THE PROBLEM | Go through the entries below and collect each line with the string "Illegibility" in it.

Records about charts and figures
-.-.-
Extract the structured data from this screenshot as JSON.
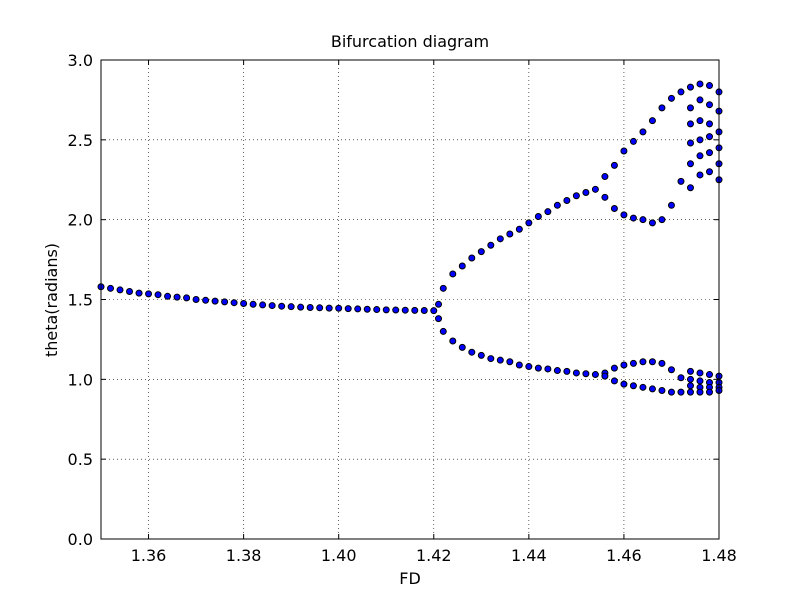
{
  "chart_data": {
    "type": "scatter",
    "title": "Bifurcation diagram",
    "x_label": "FD",
    "y_label": "theta(radians)",
    "xlim": [
      1.35,
      1.48
    ],
    "ylim": [
      0,
      3
    ],
    "xticks": [
      1.36,
      1.38,
      {
        "value": 1.4,
        "label": "1.40"
      },
      1.42,
      1.44,
      1.46,
      1.48
    ],
    "yticks": [
      {
        "value": 0,
        "label": "0.0"
      },
      0.5,
      {
        "value": 1,
        "label": "1.0"
      },
      1.5,
      {
        "value": 2,
        "label": "2.0"
      },
      2.5,
      {
        "value": 3,
        "label": "3.0"
      }
    ],
    "grid": true,
    "color": "#0000ff",
    "x": [
      1.35,
      1.352,
      1.354,
      1.356,
      1.358,
      1.36,
      1.362,
      1.364,
      1.366,
      1.368,
      1.37,
      1.372,
      1.374,
      1.376,
      1.378,
      1.38,
      1.382,
      1.384,
      1.386,
      1.388,
      1.39,
      1.392,
      1.394,
      1.396,
      1.398,
      1.4,
      1.402,
      1.404,
      1.406,
      1.408,
      1.41,
      1.412,
      1.414,
      1.416,
      1.418,
      1.42,
      1.421,
      1.421,
      1.422,
      1.424,
      1.426,
      1.428,
      1.43,
      1.432,
      1.434,
      1.436,
      1.438,
      1.44,
      1.442,
      1.444,
      1.446,
      1.448,
      1.45,
      1.452,
      1.454,
      1.422,
      1.424,
      1.426,
      1.428,
      1.43,
      1.432,
      1.434,
      1.436,
      1.438,
      1.44,
      1.442,
      1.444,
      1.446,
      1.448,
      1.45,
      1.452,
      1.454,
      1.456,
      1.458,
      1.46,
      1.462,
      1.464,
      1.466,
      1.468,
      1.47,
      1.472,
      1.456,
      1.458,
      1.46,
      1.462,
      1.464,
      1.466,
      1.468,
      1.47,
      1.472,
      1.456,
      1.458,
      1.46,
      1.462,
      1.464,
      1.466,
      1.468,
      1.47,
      1.472,
      1.456,
      1.458,
      1.46,
      1.462,
      1.464,
      1.466,
      1.468,
      1.47,
      1.472,
      1.474,
      1.474,
      1.474,
      1.474,
      1.474,
      1.474,
      1.474,
      1.474,
      1.474,
      1.474,
      1.476,
      1.476,
      1.476,
      1.476,
      1.476,
      1.476,
      1.476,
      1.476,
      1.476,
      1.476,
      1.478,
      1.478,
      1.478,
      1.478,
      1.478,
      1.478,
      1.478,
      1.478,
      1.478,
      1.478,
      1.48,
      1.48,
      1.48,
      1.48,
      1.48,
      1.48,
      1.48,
      1.48,
      1.48,
      1.48
    ],
    "values": [
      1.58,
      1.57,
      1.56,
      1.55,
      1.54,
      1.535,
      1.53,
      1.52,
      1.515,
      1.51,
      1.5,
      1.495,
      1.49,
      1.485,
      1.48,
      1.475,
      1.47,
      1.466,
      1.462,
      1.458,
      1.455,
      1.452,
      1.45,
      1.448,
      1.446,
      1.445,
      1.443,
      1.441,
      1.439,
      1.437,
      1.435,
      1.434,
      1.433,
      1.432,
      1.431,
      1.43,
      1.47,
      1.38,
      1.57,
      1.66,
      1.71,
      1.76,
      1.8,
      1.84,
      1.88,
      1.91,
      1.94,
      1.98,
      2.02,
      2.05,
      2.09,
      2.12,
      2.15,
      2.17,
      2.19,
      1.3,
      1.24,
      1.2,
      1.17,
      1.15,
      1.13,
      1.12,
      1.11,
      1.09,
      1.08,
      1.07,
      1.065,
      1.055,
      1.05,
      1.04,
      1.035,
      1.03,
      2.27,
      2.34,
      2.43,
      2.49,
      2.55,
      2.62,
      2.7,
      2.76,
      2.8,
      2.14,
      2.07,
      2.03,
      2.01,
      2.0,
      1.98,
      2.0,
      2.09,
      2.24,
      1.04,
      1.07,
      1.09,
      1.1,
      1.11,
      1.11,
      1.1,
      1.06,
      1.01,
      1.02,
      0.99,
      0.97,
      0.96,
      0.95,
      0.94,
      0.93,
      0.92,
      0.92,
      2.83,
      2.7,
      2.6,
      2.48,
      2.35,
      2.2,
      1.05,
      1.0,
      0.96,
      0.92,
      2.85,
      2.75,
      2.62,
      2.5,
      2.4,
      2.28,
      1.04,
      0.99,
      0.95,
      0.92,
      2.84,
      2.72,
      2.6,
      2.52,
      2.42,
      2.3,
      1.03,
      0.98,
      0.95,
      0.92,
      2.8,
      2.68,
      2.55,
      2.45,
      2.35,
      2.25,
      1.02,
      0.98,
      0.95,
      0.93
    ]
  }
}
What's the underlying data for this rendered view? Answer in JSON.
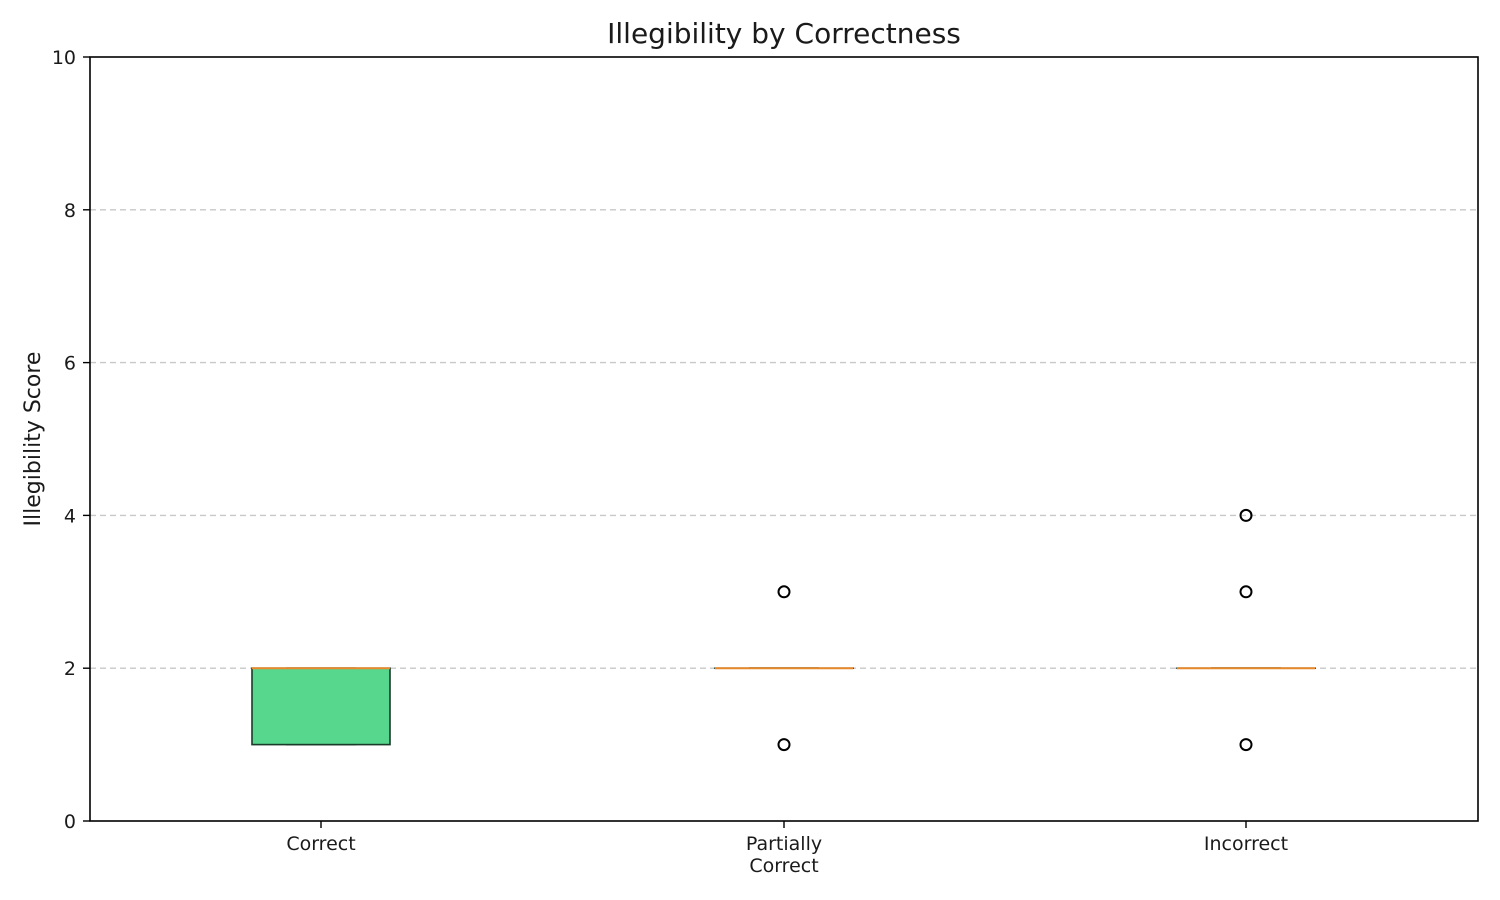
{
  "chart_data": {
    "type": "box",
    "title": "Illegibility by Correctness",
    "xlabel": "",
    "ylabel": "Illegibility Score",
    "ylim": [
      0,
      10
    ],
    "yticks": [
      "0",
      "2",
      "4",
      "6",
      "8",
      "10"
    ],
    "grid": "y-dashed",
    "categories": [
      {
        "label_lines": [
          "Correct"
        ]
      },
      {
        "label_lines": [
          "Partially",
          "Correct"
        ]
      },
      {
        "label_lines": [
          "Incorrect"
        ]
      }
    ],
    "boxes": [
      {
        "q1": 1,
        "median": 2,
        "q3": 2,
        "whisker_low": 1,
        "whisker_high": 2,
        "outliers": [],
        "fill": "#57d68d"
      },
      {
        "q1": 2,
        "median": 2,
        "q3": 2,
        "whisker_low": 2,
        "whisker_high": 2,
        "outliers": [
          3,
          1
        ],
        "fill": "#ffffff"
      },
      {
        "q1": 2,
        "median": 2,
        "q3": 2,
        "whisker_low": 2,
        "whisker_high": 2,
        "outliers": [
          4,
          3,
          1
        ],
        "fill": "#ffffff"
      }
    ],
    "colors": {
      "median": "#e8892b",
      "box_edge": "#1a3a2a",
      "grid": "#c8c8c8",
      "axis": "#000000"
    }
  }
}
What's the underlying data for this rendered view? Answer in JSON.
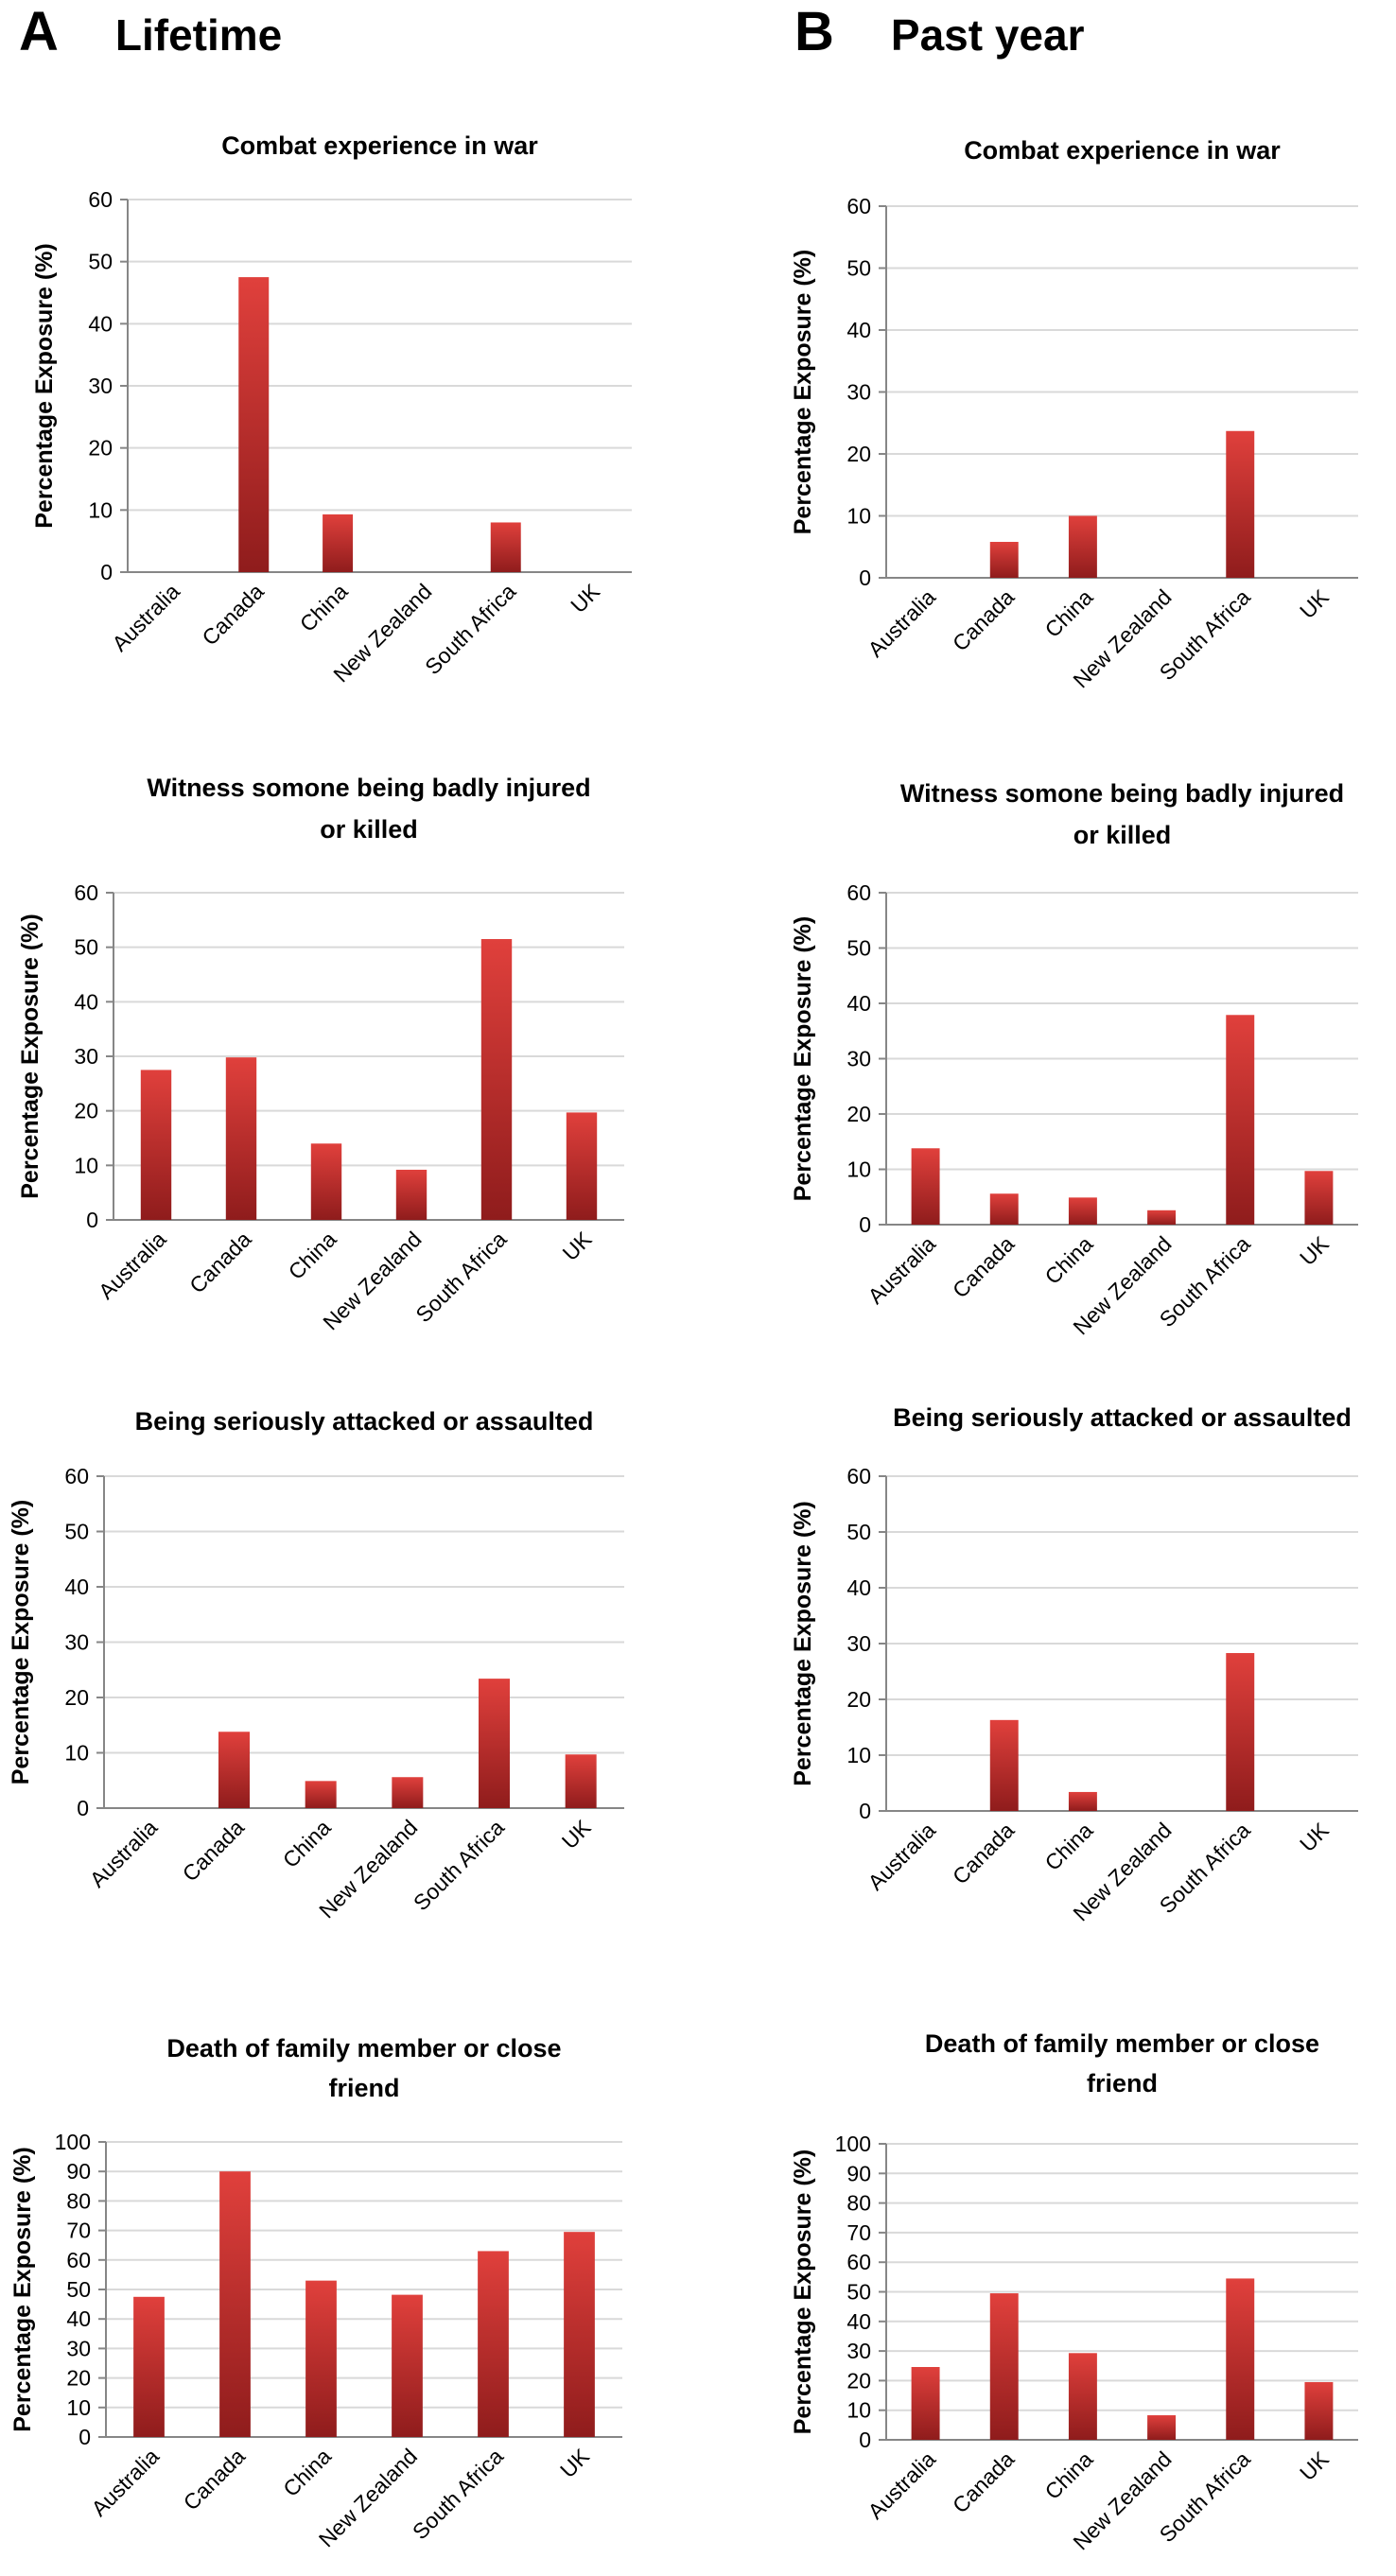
{
  "panels": [
    {
      "letter": "A",
      "title": "Lifetime"
    },
    {
      "letter": "B",
      "title": "Past year"
    }
  ],
  "colors": {
    "bar_top": "#e0403c",
    "bar_bottom": "#8f1c1c",
    "grid": "#d9d9d9",
    "axis": "#868686",
    "text": "#000000"
  },
  "chart_data": [
    {
      "type": "bar",
      "panel": "A",
      "title": [
        "Combat experience in war"
      ],
      "ylabel": "Percentage Exposure (%)",
      "xlabel": "",
      "categories": [
        "Australia",
        "Canada",
        "China",
        "New Zealand",
        "South Africa",
        "UK"
      ],
      "values": [
        0,
        47.5,
        9.3,
        0,
        8,
        0
      ],
      "ylim": [
        0,
        60
      ],
      "yticks": [
        0,
        10,
        20,
        30,
        40,
        50,
        60
      ],
      "grid": true
    },
    {
      "type": "bar",
      "panel": "B",
      "title": [
        "Combat experience in war"
      ],
      "ylabel": "Percentage Exposure (%)",
      "xlabel": "",
      "categories": [
        "Australia",
        "Canada",
        "China",
        "New Zealand",
        "South Africa",
        "UK"
      ],
      "values": [
        0,
        5.8,
        10,
        0,
        23.7,
        0
      ],
      "ylim": [
        0,
        60
      ],
      "yticks": [
        0,
        10,
        20,
        30,
        40,
        50,
        60
      ],
      "grid": true
    },
    {
      "type": "bar",
      "panel": "A",
      "title": [
        "Witness somone being badly injured",
        "or killed"
      ],
      "ylabel": "Percentage Exposure (%)",
      "xlabel": "",
      "categories": [
        "Australia",
        "Canada",
        "China",
        "New Zealand",
        "South Africa",
        "UK"
      ],
      "values": [
        27.5,
        29.8,
        14,
        9.2,
        51.5,
        19.7
      ],
      "ylim": [
        0,
        60
      ],
      "yticks": [
        0,
        10,
        20,
        30,
        40,
        50,
        60
      ],
      "grid": true
    },
    {
      "type": "bar",
      "panel": "B",
      "title": [
        "Witness somone being badly injured",
        "or killed"
      ],
      "ylabel": "Percentage Exposure (%)",
      "xlabel": "",
      "categories": [
        "Australia",
        "Canada",
        "China",
        "New Zealand",
        "South Africa",
        "UK"
      ],
      "values": [
        13.8,
        5.6,
        4.9,
        2.6,
        37.9,
        9.7
      ],
      "ylim": [
        0,
        60
      ],
      "yticks": [
        0,
        10,
        20,
        30,
        40,
        50,
        60
      ],
      "grid": true
    },
    {
      "type": "bar",
      "panel": "A",
      "title": [
        "Being seriously attacked or assaulted"
      ],
      "ylabel": "Percentage Exposure (%)",
      "xlabel": "",
      "categories": [
        "Australia",
        "Canada",
        "China",
        "New Zealand",
        "South Africa",
        "UK"
      ],
      "values": [
        0,
        13.8,
        4.9,
        5.6,
        23.4,
        9.7
      ],
      "ylim": [
        0,
        60
      ],
      "yticks": [
        0,
        10,
        20,
        30,
        40,
        50,
        60
      ],
      "grid": true
    },
    {
      "type": "bar",
      "panel": "B",
      "title": [
        "Being seriously attacked or assaulted"
      ],
      "ylabel": "Percentage Exposure (%)",
      "xlabel": "",
      "categories": [
        "Australia",
        "Canada",
        "China",
        "New Zealand",
        "South Africa",
        "UK"
      ],
      "values": [
        0,
        16.3,
        3.4,
        0,
        28.3,
        0
      ],
      "ylim": [
        0,
        60
      ],
      "yticks": [
        0,
        10,
        20,
        30,
        40,
        50,
        60
      ],
      "grid": true
    },
    {
      "type": "bar",
      "panel": "A",
      "title": [
        "Death of family member or close",
        "friend"
      ],
      "ylabel": "Percentage Exposure (%)",
      "xlabel": "",
      "categories": [
        "Australia",
        "Canada",
        "China",
        "New Zealand",
        "South Africa",
        "UK"
      ],
      "values": [
        47.5,
        90,
        53,
        48.2,
        63,
        69.5
      ],
      "ylim": [
        0,
        100
      ],
      "yticks": [
        0,
        10,
        20,
        30,
        40,
        50,
        60,
        70,
        80,
        90,
        100
      ],
      "grid": true
    },
    {
      "type": "bar",
      "panel": "B",
      "title": [
        "Death of family member or close",
        "friend"
      ],
      "ylabel": "Percentage Exposure (%)",
      "xlabel": "",
      "categories": [
        "Australia",
        "Canada",
        "China",
        "New Zealand",
        "South Africa",
        "UK"
      ],
      "values": [
        24.6,
        49.5,
        29.3,
        8.3,
        54.5,
        19.5
      ],
      "ylim": [
        0,
        100
      ],
      "yticks": [
        0,
        10,
        20,
        30,
        40,
        50,
        60,
        70,
        80,
        90,
        100
      ],
      "grid": true
    }
  ]
}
-.-.-
THE OUTPUT |
    "title": "Illegibility by Correctness",
    "ylabel": "Illegibility Score",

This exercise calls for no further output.